Stated problem:
Where a line in the listing contains the string "GLAVNI", copy that line out.

* START Record extracts *

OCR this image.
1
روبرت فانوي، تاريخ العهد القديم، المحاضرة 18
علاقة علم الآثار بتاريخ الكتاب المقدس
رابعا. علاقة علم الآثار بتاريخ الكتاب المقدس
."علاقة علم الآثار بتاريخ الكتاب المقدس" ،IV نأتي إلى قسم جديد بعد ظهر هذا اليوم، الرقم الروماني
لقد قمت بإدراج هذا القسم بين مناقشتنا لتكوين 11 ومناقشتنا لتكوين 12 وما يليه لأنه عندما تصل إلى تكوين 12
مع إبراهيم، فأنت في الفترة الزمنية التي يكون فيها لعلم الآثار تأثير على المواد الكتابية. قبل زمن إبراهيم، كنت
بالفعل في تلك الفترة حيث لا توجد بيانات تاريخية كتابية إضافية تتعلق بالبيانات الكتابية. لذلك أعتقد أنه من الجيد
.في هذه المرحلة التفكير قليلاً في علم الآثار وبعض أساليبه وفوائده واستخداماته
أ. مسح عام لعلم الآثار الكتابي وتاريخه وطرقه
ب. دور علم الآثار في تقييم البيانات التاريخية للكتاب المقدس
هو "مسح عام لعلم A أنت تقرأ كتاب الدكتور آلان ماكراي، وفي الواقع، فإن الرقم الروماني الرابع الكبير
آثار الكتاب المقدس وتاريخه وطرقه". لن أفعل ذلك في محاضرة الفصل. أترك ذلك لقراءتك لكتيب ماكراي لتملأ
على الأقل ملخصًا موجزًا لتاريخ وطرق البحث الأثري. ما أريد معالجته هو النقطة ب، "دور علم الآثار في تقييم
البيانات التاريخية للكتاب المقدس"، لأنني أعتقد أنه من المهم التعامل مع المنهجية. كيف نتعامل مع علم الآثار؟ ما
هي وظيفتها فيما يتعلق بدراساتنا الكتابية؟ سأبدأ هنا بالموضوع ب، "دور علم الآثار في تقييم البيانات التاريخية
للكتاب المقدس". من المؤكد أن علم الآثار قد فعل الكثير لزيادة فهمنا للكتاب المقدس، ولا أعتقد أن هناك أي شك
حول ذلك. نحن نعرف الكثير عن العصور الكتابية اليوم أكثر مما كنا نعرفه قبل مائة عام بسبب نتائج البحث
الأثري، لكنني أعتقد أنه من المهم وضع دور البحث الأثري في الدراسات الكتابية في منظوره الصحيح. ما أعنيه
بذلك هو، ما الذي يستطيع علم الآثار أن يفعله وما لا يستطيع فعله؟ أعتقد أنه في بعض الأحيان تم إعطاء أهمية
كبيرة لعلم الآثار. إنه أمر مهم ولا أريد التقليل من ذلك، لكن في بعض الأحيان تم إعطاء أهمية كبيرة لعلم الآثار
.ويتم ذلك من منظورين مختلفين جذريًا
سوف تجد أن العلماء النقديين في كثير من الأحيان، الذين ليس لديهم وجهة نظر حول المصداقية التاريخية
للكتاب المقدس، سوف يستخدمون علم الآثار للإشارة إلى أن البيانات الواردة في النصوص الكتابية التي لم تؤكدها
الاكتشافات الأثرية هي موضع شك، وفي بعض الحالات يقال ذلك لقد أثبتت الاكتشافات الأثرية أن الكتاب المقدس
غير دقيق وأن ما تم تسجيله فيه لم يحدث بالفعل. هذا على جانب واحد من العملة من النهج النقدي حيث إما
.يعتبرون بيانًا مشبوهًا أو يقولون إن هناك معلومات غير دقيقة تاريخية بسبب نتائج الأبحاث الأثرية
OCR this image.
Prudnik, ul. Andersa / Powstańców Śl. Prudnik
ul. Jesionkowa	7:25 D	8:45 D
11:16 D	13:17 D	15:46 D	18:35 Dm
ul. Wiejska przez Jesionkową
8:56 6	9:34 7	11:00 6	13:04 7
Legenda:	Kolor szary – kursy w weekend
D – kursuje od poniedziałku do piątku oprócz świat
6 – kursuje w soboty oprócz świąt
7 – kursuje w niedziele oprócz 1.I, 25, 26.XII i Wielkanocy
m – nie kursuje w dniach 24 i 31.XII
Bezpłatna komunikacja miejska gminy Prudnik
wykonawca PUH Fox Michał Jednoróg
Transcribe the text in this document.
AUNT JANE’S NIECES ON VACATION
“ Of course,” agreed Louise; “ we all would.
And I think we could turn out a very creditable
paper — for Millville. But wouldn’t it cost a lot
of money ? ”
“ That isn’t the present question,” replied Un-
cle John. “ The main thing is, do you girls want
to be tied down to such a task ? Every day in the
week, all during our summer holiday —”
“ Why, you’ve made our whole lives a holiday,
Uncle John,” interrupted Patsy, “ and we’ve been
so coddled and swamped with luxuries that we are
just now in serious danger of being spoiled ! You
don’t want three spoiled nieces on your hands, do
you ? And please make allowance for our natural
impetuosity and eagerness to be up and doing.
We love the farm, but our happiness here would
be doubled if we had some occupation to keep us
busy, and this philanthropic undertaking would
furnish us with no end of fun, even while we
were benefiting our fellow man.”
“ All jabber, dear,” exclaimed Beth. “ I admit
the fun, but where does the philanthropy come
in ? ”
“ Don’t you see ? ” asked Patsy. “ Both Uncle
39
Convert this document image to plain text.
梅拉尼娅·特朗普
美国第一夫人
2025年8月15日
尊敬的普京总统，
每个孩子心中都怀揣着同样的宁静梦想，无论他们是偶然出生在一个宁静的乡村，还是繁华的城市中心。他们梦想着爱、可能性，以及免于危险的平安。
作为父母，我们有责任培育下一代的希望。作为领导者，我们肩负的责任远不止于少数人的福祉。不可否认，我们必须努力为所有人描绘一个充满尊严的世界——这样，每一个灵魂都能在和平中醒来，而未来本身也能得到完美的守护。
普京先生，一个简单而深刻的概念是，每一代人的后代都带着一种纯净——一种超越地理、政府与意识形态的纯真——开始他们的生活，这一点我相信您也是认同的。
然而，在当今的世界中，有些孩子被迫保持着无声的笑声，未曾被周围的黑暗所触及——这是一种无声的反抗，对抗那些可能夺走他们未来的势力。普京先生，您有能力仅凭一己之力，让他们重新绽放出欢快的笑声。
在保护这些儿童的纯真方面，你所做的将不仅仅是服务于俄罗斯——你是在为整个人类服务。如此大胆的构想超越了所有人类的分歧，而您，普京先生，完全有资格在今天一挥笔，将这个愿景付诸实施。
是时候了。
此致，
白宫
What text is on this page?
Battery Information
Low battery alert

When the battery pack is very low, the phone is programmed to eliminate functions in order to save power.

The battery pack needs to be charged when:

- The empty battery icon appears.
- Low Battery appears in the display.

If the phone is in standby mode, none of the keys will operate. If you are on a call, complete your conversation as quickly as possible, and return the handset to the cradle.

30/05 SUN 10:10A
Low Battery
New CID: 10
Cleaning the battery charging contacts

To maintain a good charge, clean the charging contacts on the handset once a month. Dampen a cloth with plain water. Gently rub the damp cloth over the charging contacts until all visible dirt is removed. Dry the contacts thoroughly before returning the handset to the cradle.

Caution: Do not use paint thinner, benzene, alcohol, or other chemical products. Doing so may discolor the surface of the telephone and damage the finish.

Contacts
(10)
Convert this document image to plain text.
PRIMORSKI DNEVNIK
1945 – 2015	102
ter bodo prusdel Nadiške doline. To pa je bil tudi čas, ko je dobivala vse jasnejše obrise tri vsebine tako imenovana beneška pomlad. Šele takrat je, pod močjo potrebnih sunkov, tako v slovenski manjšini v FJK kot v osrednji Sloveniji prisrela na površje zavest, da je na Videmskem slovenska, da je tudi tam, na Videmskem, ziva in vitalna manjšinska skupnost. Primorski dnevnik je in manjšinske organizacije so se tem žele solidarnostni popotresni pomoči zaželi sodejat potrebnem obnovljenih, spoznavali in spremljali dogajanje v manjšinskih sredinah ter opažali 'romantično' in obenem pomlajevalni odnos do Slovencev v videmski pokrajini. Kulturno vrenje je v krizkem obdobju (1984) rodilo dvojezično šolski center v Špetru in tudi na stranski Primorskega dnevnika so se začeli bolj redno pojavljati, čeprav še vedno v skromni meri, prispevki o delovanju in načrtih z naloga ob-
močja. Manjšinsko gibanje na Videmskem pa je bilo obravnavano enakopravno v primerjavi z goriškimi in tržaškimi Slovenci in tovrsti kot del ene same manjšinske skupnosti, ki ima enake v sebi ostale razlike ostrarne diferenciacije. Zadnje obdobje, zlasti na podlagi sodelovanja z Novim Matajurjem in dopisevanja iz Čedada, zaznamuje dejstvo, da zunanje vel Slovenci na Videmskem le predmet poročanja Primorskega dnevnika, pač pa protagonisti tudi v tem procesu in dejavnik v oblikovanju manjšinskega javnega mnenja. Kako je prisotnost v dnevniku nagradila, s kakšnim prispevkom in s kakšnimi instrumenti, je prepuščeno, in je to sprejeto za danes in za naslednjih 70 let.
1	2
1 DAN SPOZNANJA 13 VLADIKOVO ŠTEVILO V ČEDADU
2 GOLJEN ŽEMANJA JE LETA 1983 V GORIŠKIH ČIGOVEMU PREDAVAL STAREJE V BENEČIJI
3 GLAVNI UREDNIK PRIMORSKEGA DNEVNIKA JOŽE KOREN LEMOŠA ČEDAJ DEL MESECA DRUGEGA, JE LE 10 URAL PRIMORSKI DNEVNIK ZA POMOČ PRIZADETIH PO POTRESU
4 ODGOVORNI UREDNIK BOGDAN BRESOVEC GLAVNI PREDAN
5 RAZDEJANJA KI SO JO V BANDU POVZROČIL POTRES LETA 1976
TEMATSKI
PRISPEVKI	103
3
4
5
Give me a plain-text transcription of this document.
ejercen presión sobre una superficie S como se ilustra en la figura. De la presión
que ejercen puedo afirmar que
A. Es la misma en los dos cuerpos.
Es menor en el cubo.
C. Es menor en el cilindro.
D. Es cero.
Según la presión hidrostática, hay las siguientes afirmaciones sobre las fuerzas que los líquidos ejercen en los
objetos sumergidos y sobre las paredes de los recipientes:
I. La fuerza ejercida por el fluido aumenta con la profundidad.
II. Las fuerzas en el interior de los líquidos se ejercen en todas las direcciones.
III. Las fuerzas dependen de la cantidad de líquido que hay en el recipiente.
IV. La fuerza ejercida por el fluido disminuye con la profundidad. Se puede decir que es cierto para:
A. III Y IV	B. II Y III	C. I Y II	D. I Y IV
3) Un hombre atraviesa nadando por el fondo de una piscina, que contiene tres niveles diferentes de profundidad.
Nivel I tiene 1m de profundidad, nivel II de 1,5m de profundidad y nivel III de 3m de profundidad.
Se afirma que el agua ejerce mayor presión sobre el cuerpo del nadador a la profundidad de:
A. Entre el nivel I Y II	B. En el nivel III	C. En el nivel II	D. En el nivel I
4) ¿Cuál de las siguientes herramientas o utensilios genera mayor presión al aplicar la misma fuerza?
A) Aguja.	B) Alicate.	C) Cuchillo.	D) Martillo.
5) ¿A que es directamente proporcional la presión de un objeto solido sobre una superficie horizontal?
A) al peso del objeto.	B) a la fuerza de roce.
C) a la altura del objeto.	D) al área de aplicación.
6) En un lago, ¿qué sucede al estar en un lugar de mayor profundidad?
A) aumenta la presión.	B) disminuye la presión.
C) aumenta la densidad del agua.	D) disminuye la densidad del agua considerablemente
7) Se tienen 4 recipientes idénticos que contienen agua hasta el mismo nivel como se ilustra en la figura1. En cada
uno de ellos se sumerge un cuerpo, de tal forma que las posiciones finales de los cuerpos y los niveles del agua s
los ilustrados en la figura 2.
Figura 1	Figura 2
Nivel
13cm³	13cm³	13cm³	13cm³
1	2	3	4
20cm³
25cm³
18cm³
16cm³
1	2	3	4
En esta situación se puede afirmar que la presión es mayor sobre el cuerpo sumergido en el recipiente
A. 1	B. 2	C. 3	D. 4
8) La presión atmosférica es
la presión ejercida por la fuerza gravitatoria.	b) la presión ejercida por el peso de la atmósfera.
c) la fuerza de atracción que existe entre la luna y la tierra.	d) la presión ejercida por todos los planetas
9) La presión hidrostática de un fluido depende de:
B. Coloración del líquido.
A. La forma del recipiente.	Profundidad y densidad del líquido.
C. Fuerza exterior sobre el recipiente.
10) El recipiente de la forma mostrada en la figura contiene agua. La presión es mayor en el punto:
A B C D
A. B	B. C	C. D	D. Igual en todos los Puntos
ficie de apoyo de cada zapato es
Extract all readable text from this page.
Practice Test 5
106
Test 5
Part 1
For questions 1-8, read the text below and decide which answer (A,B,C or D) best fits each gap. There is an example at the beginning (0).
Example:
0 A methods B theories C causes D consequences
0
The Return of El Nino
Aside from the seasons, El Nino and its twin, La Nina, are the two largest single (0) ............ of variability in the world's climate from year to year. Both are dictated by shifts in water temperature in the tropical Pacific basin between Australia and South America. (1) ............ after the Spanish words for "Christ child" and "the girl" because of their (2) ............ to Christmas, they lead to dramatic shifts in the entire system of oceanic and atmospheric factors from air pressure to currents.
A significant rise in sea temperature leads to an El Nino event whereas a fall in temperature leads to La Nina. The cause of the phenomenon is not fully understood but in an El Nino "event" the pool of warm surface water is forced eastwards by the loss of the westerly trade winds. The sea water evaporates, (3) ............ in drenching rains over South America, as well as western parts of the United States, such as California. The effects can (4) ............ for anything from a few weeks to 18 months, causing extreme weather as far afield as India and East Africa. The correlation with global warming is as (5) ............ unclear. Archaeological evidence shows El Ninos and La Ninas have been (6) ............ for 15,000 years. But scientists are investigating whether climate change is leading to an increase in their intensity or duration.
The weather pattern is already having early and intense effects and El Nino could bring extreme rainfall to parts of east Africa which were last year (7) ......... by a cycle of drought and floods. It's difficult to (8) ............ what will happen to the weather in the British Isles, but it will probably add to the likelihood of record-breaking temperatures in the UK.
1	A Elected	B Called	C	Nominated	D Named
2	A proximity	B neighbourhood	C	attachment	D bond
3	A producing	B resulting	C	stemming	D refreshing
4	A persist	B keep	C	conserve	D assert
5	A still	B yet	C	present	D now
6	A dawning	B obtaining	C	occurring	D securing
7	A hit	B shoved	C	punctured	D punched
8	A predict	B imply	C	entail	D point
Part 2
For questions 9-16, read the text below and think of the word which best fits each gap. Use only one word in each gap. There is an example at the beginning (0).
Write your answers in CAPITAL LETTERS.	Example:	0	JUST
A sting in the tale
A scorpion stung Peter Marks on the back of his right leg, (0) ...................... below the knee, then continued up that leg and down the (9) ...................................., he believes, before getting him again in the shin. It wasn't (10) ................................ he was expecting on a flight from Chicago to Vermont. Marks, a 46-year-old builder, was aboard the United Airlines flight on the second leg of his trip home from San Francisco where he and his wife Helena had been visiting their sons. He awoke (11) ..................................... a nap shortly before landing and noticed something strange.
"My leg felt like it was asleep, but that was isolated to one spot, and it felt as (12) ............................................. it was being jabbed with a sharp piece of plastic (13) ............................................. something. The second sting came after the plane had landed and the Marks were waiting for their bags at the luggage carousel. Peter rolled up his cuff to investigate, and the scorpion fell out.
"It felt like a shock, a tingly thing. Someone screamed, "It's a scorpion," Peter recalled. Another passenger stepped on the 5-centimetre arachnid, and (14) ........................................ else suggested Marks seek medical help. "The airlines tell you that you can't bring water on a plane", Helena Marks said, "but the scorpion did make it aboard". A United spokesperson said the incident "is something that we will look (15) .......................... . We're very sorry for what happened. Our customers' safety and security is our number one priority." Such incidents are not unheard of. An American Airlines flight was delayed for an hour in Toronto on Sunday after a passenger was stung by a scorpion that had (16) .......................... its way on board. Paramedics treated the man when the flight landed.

* END Record extracts *

Final result:
3 GLAVNI UREDNIK PRIMORSKEGA DNEVNIKA JOŽE KOREN LEMOŠA ČEDAJ DEL MESECA DRUGEGA, JE LE 10 URAL PRIMORSKI DNEVNIK ZA POMOČ PRIZADETIH PO POTRESU
4 ODGOVORNI UREDNIK BOGDAN BRESOVEC GLAVNI PREDAN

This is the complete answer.